» **Exercise goal**
Without the pictures, repeat the listing character for character.

= = = =

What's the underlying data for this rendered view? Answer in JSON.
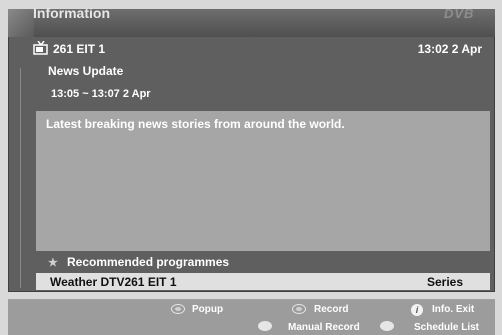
{
  "window": {
    "title": "Information",
    "logo": "DVB"
  },
  "channel": {
    "icon": "tv-antenna-icon",
    "label": "261 EIT 1",
    "clock": "13:02 2 Apr"
  },
  "programme": {
    "title": "News Update",
    "time": "13:05 ~ 13:07 2 Apr",
    "description": "Latest breaking news stories from around the world."
  },
  "recommended": {
    "star": "★",
    "label": "Recommended programmes",
    "items": [
      {
        "name": "Weather DTV261 EIT 1",
        "tag": "Series"
      }
    ]
  },
  "footer": {
    "popup": "Popup",
    "record": "Record",
    "info_exit": "Info. Exit",
    "info_glyph": "i",
    "manual_record": "Manual Record",
    "schedule_list": "Schedule List"
  }
}
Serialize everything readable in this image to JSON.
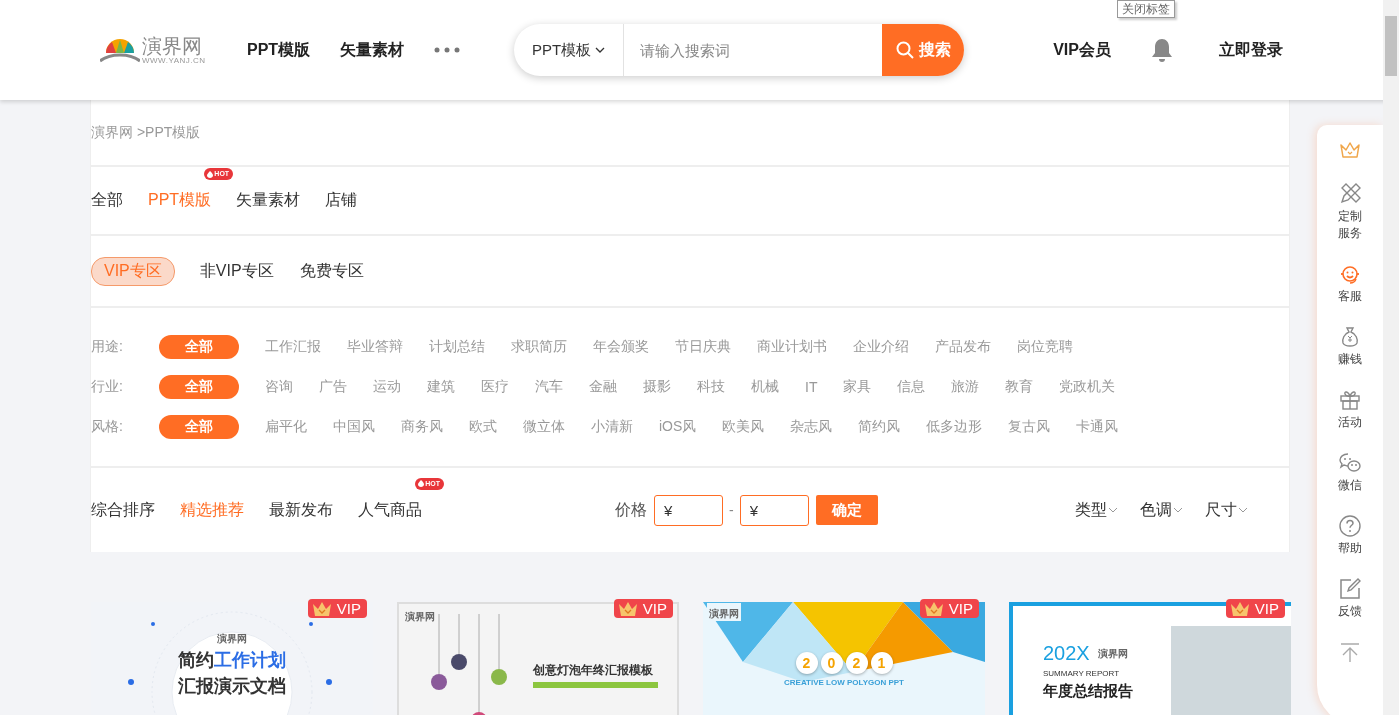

= = = =

» **Full solution**
What's the underlying data for this rendered view? Answer in JSON.
{
  "window": {
    "title": "Information",
    "logo": "DVB"
  },
  "channel": {
    "icon": "tv-antenna-icon",
    "label": "261 EIT 1",
    "clock": "13:02 2 Apr"
  },
  "programme": {
    "title": "News Update",
    "time": "13:05 ~ 13:07 2 Apr",
    "description": "Latest breaking news stories from around the world."
  },
  "recommended": {
    "star": "★",
    "label": "Recommended programmes",
    "items": [
      {
        "name": "Weather DTV261 EIT 1",
        "tag": "Series"
      }
    ]
  },
  "footer": {
    "popup": "Popup",
    "record": "Record",
    "info_exit": "Info. Exit",
    "info_glyph": "i",
    "manual_record": "Manual Record",
    "schedule_list": "Schedule List"
  }
}
Serialize everything readable in this image to JSON.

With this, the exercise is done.